-- Extracted information --

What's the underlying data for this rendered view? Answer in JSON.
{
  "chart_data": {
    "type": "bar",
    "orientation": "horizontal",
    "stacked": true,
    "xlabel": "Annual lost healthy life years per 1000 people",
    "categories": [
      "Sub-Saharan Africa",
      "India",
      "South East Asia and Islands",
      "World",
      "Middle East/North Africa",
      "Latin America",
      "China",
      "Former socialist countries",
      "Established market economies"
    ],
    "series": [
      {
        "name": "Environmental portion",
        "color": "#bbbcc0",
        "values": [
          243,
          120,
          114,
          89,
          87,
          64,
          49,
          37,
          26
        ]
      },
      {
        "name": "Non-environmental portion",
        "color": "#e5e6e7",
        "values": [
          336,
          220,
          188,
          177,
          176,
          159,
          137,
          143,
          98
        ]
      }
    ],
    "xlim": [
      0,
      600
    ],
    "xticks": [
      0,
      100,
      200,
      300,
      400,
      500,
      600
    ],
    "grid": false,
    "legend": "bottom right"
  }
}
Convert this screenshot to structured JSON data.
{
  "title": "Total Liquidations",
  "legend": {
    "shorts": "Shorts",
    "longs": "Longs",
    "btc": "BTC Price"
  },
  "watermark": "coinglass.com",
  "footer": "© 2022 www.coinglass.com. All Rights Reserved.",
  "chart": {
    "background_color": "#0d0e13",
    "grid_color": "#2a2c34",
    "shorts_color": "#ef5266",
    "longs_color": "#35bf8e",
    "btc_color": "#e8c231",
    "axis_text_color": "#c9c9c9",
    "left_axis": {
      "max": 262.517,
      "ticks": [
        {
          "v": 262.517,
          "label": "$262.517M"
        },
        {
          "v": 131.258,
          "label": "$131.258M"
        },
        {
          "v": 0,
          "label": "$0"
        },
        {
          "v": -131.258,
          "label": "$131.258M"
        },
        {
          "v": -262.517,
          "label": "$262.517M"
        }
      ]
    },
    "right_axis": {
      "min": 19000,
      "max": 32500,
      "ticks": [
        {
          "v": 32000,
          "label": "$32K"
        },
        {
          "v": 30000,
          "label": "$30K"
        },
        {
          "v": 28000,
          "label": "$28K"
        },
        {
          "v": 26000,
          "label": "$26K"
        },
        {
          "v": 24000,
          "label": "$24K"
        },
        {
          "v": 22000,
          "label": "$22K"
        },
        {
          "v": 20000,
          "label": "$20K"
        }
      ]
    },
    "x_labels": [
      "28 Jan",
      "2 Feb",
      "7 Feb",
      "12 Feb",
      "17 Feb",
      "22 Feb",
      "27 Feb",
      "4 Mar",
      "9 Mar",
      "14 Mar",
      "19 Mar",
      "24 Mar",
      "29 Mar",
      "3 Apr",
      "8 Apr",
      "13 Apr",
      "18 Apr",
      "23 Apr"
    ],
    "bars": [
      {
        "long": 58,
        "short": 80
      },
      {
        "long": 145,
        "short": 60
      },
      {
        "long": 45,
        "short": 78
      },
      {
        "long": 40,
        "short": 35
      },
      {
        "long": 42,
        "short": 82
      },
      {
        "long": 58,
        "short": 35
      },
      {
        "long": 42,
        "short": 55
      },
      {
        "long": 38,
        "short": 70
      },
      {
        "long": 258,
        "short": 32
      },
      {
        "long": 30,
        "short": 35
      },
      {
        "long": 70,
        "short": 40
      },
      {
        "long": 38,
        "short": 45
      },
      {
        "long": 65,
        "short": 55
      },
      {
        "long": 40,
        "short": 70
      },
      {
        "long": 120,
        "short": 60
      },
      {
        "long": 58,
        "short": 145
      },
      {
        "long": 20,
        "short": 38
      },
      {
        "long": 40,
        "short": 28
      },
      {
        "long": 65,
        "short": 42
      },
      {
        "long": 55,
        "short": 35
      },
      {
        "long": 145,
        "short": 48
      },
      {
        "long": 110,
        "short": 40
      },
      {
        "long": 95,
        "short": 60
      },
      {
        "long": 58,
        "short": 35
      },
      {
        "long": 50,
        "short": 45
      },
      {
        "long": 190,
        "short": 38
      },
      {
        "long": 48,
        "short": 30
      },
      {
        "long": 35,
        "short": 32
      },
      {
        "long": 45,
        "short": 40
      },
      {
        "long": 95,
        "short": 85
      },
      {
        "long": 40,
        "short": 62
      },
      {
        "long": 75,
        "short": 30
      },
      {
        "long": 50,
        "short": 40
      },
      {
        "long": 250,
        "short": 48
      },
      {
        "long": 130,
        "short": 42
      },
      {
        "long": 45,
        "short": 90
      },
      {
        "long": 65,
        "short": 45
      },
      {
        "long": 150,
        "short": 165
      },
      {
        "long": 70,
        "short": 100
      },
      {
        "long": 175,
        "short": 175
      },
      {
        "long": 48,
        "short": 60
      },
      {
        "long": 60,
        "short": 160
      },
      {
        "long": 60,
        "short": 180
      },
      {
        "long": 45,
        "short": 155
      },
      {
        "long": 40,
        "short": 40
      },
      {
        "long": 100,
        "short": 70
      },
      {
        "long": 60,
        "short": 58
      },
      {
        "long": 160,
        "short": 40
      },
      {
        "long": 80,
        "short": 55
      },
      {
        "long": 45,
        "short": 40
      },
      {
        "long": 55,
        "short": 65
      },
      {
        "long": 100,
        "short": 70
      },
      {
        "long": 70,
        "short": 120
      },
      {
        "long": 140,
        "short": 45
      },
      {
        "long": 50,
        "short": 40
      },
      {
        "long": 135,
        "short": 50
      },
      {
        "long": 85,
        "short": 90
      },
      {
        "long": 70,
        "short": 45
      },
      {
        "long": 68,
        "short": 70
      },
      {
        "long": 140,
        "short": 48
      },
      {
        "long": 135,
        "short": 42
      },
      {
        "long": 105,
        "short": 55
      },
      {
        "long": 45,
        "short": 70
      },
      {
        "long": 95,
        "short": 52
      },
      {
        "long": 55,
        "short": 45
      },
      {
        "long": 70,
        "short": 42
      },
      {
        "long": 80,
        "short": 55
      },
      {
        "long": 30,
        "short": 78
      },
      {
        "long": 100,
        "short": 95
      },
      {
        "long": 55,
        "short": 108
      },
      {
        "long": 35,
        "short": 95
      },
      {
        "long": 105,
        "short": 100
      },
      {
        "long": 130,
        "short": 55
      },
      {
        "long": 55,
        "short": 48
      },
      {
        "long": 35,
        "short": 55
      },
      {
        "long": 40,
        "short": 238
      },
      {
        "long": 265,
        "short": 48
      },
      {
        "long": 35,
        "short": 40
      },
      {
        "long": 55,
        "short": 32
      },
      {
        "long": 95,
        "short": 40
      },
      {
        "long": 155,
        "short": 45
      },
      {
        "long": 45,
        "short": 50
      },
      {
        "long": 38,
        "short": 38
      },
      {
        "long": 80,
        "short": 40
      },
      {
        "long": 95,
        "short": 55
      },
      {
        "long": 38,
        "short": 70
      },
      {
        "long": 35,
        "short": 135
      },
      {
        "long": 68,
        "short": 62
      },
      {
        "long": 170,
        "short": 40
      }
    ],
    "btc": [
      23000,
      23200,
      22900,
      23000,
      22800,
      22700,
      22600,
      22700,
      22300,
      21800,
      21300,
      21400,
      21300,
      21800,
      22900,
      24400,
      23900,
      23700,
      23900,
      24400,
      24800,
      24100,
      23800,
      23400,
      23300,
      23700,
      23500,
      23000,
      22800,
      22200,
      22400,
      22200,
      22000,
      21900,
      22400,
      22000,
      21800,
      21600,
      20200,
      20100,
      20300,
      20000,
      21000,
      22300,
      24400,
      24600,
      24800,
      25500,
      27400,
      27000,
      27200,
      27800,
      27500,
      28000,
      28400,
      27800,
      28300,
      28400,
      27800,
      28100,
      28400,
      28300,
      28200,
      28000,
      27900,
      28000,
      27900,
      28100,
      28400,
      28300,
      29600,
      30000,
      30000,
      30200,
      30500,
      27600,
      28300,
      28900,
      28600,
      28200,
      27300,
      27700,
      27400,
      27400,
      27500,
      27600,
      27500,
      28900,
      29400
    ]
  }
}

-- Exercise prompt --
Collect the lines of the records that include the string "coinglass".

-- Output below --
  "watermark": "coinglass.com",
  "footer": "© 2022 www.coinglass.com. All Rights Reserved.",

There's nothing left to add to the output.